=== EXERCISE OBJECTIVE ===
In the passage on stock-based compensation, turn the paragraph that begins "Stock–based compensation, including grants" into a short bulleted list that keeps its main facts.

=== PASSAGE ===
━━━
Stock–based compensation, including grants of employee and non-employee stock options and modifications to existing stock options, is recognized in the income statement based on the estimated fair value of the awards. The Company uses the Black-Scholes option pricing model to determine the fair value of options granted and recognizes the compensation cost of share-based awards on a straight-line basis over the vesting period of the award.
 
The determination of the fair value of share-based payment awards utilizing the Black-Scholes model is affected by the stock price and a number of assumptions, including expected volatility, expected life, risk-free interest rate and expected dividends. The Company does not have a history of market prices of the common stock as, and as such volatility is estimated using historical volatilities of similar public entities. The expected life of the awards is estimated based on the simplified method. The risk-free interest rate assumption is based on observed interest rates appropriate for the terms of our awards. The dividend yield assumption is based on history and expectation of paying no dividends. Forfeitures are estimated at the time of grant and revised, if necessary, in subsequent periods if actual forfeitures differ from those estimates. Stock-based compensation expense is recognized in the financial statements on a straight-line basis over the vesting period, based on awards that are ultimately expected to vest.
━━━
=== DATA LISTING ===
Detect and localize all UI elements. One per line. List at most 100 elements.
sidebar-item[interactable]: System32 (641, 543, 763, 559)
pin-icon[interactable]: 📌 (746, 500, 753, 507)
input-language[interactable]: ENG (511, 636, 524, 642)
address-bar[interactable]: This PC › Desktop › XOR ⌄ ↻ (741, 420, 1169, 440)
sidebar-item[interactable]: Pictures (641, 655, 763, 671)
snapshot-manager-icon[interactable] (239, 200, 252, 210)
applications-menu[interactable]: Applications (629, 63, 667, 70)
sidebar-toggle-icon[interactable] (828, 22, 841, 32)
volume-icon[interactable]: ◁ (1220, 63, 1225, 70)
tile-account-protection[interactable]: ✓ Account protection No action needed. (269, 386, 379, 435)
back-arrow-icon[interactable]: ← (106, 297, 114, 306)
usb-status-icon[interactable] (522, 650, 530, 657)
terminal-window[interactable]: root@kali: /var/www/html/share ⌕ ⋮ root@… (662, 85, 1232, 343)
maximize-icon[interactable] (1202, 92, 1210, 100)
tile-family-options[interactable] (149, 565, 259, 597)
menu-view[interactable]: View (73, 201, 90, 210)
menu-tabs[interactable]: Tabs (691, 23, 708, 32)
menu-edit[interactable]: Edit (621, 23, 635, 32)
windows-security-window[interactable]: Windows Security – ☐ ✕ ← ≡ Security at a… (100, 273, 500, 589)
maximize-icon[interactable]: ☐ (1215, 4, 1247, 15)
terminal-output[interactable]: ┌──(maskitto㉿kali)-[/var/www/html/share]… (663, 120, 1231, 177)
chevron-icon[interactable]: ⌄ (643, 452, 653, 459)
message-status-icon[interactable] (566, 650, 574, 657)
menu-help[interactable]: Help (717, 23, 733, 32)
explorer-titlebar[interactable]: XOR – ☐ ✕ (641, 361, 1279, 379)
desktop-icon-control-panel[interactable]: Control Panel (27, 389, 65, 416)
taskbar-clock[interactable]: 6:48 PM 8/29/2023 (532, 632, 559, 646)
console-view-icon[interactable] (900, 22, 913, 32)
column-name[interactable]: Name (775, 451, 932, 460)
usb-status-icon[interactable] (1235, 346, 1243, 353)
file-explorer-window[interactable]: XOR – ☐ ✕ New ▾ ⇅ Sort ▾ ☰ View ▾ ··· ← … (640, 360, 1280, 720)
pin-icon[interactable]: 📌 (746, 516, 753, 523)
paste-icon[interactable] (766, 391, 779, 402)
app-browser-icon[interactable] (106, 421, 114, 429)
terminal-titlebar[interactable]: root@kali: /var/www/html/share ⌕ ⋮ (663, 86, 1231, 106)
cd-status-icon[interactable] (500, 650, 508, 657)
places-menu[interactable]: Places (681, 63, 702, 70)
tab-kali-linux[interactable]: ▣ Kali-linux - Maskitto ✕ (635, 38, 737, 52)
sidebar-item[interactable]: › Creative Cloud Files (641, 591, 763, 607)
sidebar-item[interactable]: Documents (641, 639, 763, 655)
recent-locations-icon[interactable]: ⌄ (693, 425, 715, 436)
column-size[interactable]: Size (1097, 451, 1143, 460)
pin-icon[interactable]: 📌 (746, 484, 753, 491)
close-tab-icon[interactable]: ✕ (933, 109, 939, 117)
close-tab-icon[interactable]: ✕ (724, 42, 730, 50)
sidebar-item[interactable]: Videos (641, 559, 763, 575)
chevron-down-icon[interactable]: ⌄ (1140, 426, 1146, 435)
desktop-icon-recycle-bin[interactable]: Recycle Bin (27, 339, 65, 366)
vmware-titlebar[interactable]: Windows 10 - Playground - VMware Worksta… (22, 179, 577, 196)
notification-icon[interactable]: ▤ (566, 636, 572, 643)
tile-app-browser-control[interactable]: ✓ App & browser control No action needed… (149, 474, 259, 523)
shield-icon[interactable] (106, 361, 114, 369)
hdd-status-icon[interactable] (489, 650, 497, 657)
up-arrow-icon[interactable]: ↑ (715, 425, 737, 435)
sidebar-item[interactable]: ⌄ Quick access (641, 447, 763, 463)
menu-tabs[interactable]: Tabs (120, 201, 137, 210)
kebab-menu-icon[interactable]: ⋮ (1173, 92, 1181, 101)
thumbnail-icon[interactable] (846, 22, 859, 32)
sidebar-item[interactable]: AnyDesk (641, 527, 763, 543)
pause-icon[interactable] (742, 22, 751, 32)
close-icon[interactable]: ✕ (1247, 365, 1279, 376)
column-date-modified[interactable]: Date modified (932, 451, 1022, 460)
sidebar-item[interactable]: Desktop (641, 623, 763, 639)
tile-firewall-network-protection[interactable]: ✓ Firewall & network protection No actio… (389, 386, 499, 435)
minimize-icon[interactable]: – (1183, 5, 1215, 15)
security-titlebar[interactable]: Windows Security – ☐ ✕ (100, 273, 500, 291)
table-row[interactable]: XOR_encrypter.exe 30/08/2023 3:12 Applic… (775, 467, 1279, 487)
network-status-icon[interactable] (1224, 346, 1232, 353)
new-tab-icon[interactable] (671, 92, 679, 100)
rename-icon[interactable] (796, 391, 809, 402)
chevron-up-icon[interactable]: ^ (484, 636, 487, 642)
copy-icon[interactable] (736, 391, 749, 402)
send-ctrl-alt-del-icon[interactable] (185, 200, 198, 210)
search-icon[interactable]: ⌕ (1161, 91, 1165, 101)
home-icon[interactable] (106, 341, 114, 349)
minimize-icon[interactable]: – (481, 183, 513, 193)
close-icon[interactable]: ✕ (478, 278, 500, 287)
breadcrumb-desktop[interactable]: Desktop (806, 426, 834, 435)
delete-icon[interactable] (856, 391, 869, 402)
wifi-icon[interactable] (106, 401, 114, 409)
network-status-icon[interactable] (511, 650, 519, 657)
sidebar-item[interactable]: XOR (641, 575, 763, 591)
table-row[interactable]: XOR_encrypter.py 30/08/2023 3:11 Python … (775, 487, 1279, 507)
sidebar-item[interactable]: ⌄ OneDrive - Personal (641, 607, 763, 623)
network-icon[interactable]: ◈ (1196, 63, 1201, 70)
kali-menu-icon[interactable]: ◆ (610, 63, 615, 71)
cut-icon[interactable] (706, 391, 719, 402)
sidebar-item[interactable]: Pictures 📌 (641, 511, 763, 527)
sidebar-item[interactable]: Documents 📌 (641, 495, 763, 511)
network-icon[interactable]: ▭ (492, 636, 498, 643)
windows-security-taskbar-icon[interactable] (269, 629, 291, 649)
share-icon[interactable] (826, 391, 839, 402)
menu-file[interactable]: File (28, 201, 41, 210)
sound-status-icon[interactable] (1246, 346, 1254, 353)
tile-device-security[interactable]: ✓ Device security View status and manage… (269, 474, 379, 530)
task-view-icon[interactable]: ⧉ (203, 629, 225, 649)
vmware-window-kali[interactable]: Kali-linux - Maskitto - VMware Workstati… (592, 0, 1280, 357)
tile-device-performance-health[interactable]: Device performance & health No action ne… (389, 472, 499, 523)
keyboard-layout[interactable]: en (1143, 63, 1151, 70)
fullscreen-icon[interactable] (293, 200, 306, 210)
━━━
=== REPLY TO THE TASK ===
- Stock-based compensation includes grants of employee and non-employee stock options and modifications to existing stock options.
- It is recognized in the income statement based on the estimated fair value of the awards.
- The Company uses the Black-Scholes option pricing model to determine the fair value of options granted.
- The compensation cost of share-based awards is recognized on a straight-line basis over the vesting period of the award.